>>>
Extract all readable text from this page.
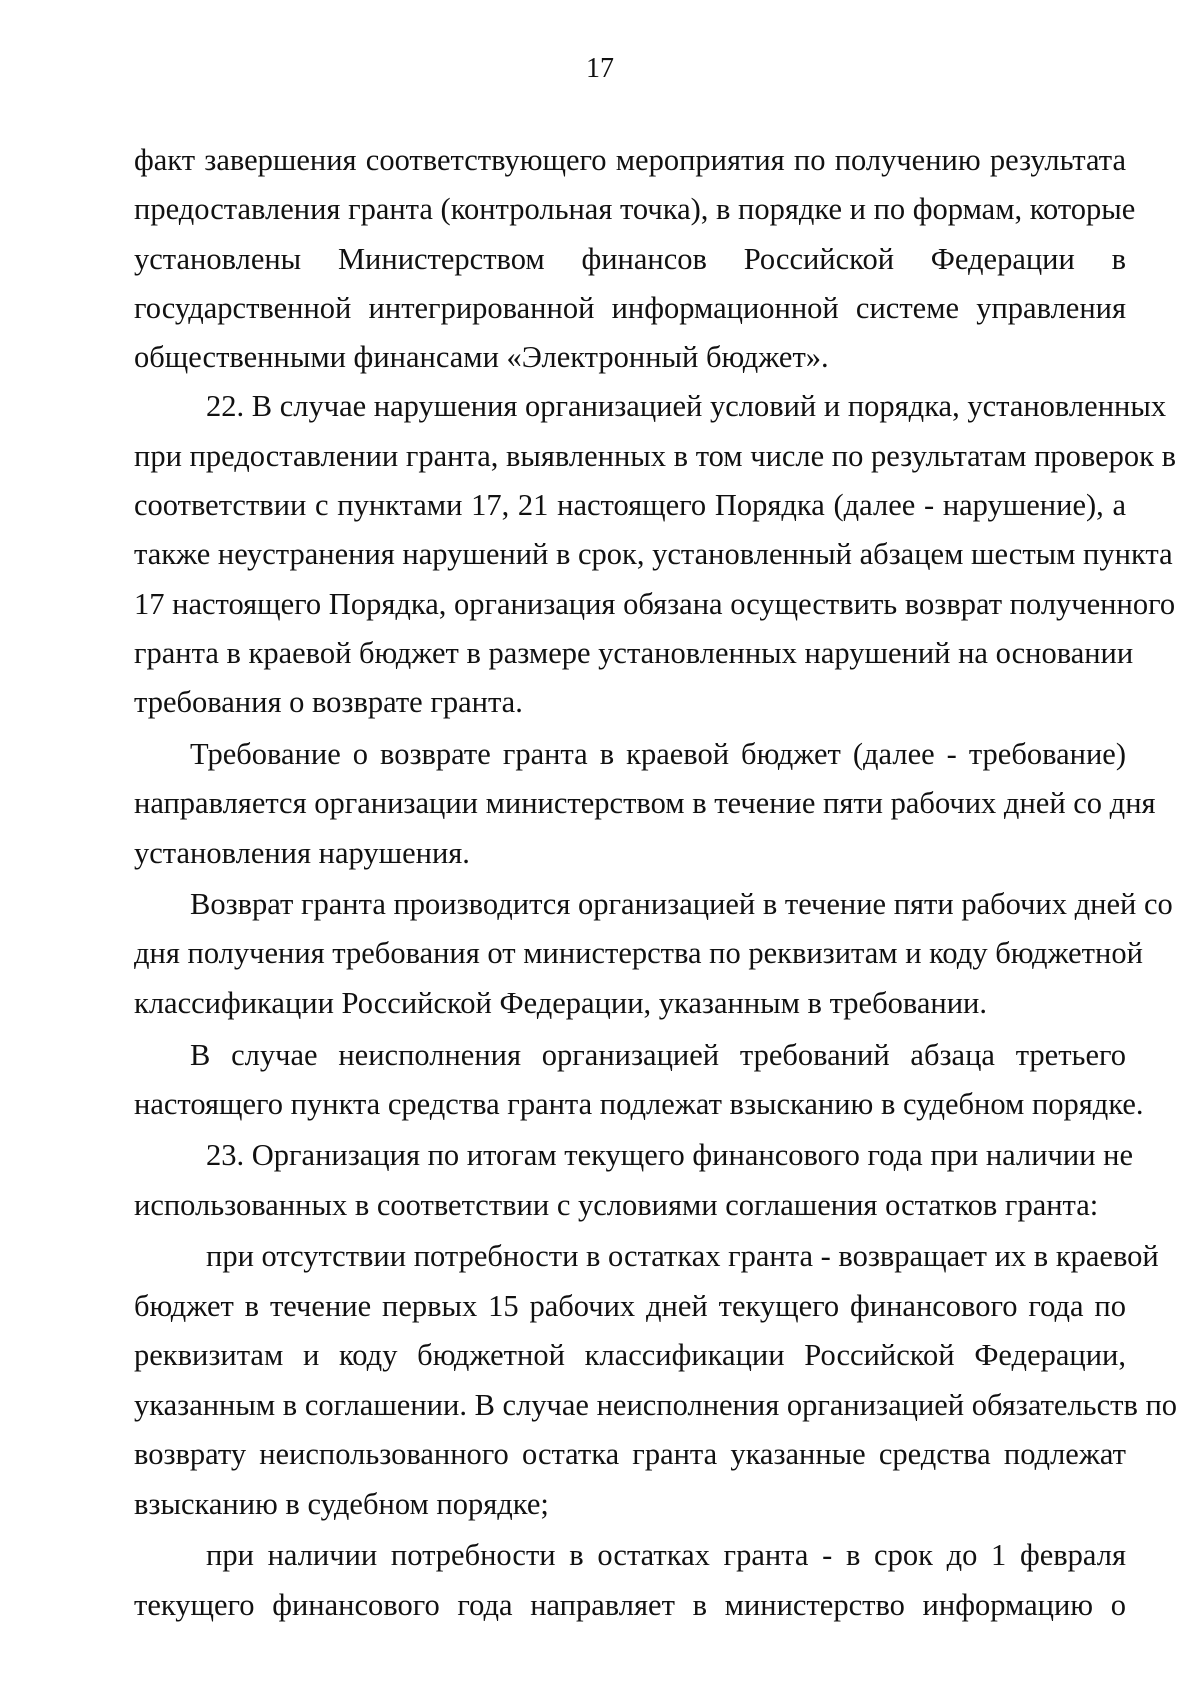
17
факт завершения соответствующего мероприятия по получению результата
предоставления гранта (контрольная точка), в порядке и по формам, которые
установлены Министерством финансов Российской Федерации в
государственной интегрированной информационной системе управления
общественными финансами «Электронный бюджет».
22. В случае нарушения организацией условий и порядка, установленных
при предоставлении гранта, выявленных в том числе по результатам проверок в
соответствии с пунктами 17, 21 настоящего Порядка (далее - нарушение), а
также неустранения нарушений в срок, установленный абзацем шестым пункта
17 настоящего Порядка, организация обязана осуществить возврат полученного
гранта в краевой бюджет в размере установленных нарушений на основании
требования о возврате гранта.
Требование о возврате гранта в краевой бюджет (далее - требование)
направляется организации министерством в течение пяти рабочих дней со дня
установления нарушения.
Возврат гранта производится организацией в течение пяти рабочих дней со
дня получения требования от министерства по реквизитам и коду бюджетной
классификации Российской Федерации, указанным в требовании.
В случае неисполнения организацией требований абзаца третьего
настоящего пункта средства гранта подлежат взысканию в судебном порядке.
23. Организация по итогам текущего финансового года при наличии не
использованных в соответствии с условиями соглашения остатков гранта:
при отсутствии потребности в остатках гранта - возвращает их в краевой
бюджет в течение первых 15 рабочих дней текущего финансового года по
реквизитам и коду бюджетной классификации Российской Федерации,
указанным в соглашении. В случае неисполнения организацией обязательств по
возврату неиспользованного остатка гранта указанные средства подлежат
взысканию в судебном порядке;
при наличии потребности в остатках гранта - в срок до 1 февраля
текущего финансового года направляет в министерство информацию о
<<<
EXERCISE PROMPT —
Output the records above exactly; leave out the pictures.

PROBLEM SOLUTION —
Extract all readable text from this page.
17
факт завершения соответствующего мероприятия по получению результата
предоставления гранта (контрольная точка), в порядке и по формам, которые
установлены Министерством финансов Российской Федерации в
государственной интегрированной информационной системе управления
общественными финансами «Электронный бюджет».
22. В случае нарушения организацией условий и порядка, установленных
при предоставлении гранта, выявленных в том числе по результатам проверок в
соответствии с пунктами 17, 21 настоящего Порядка (далее - нарушение), а
также неустранения нарушений в срок, установленный абзацем шестым пункта
17 настоящего Порядка, организация обязана осуществить возврат полученного
гранта в краевой бюджет в размере установленных нарушений на основании
требования о возврате гранта.
Требование о возврате гранта в краевой бюджет (далее - требование)
направляется организации министерством в течение пяти рабочих дней со дня
установления нарушения.
Возврат гранта производится организацией в течение пяти рабочих дней со
дня получения требования от министерства по реквизитам и коду бюджетной
классификации Российской Федерации, указанным в требовании.
В случае неисполнения организацией требований абзаца третьего
настоящего пункта средства гранта подлежат взысканию в судебном порядке.
23. Организация по итогам текущего финансового года при наличии не
использованных в соответствии с условиями соглашения остатков гранта:
при отсутствии потребности в остатках гранта - возвращает их в краевой
бюджет в течение первых 15 рабочих дней текущего финансового года по
реквизитам и коду бюджетной классификации Российской Федерации,
указанным в соглашении. В случае неисполнения организацией обязательств по
возврату неиспользованного остатка гранта указанные средства подлежат
взысканию в судебном порядке;
при наличии потребности в остатках гранта - в срок до 1 февраля
текущего финансового года направляет в министерство информацию о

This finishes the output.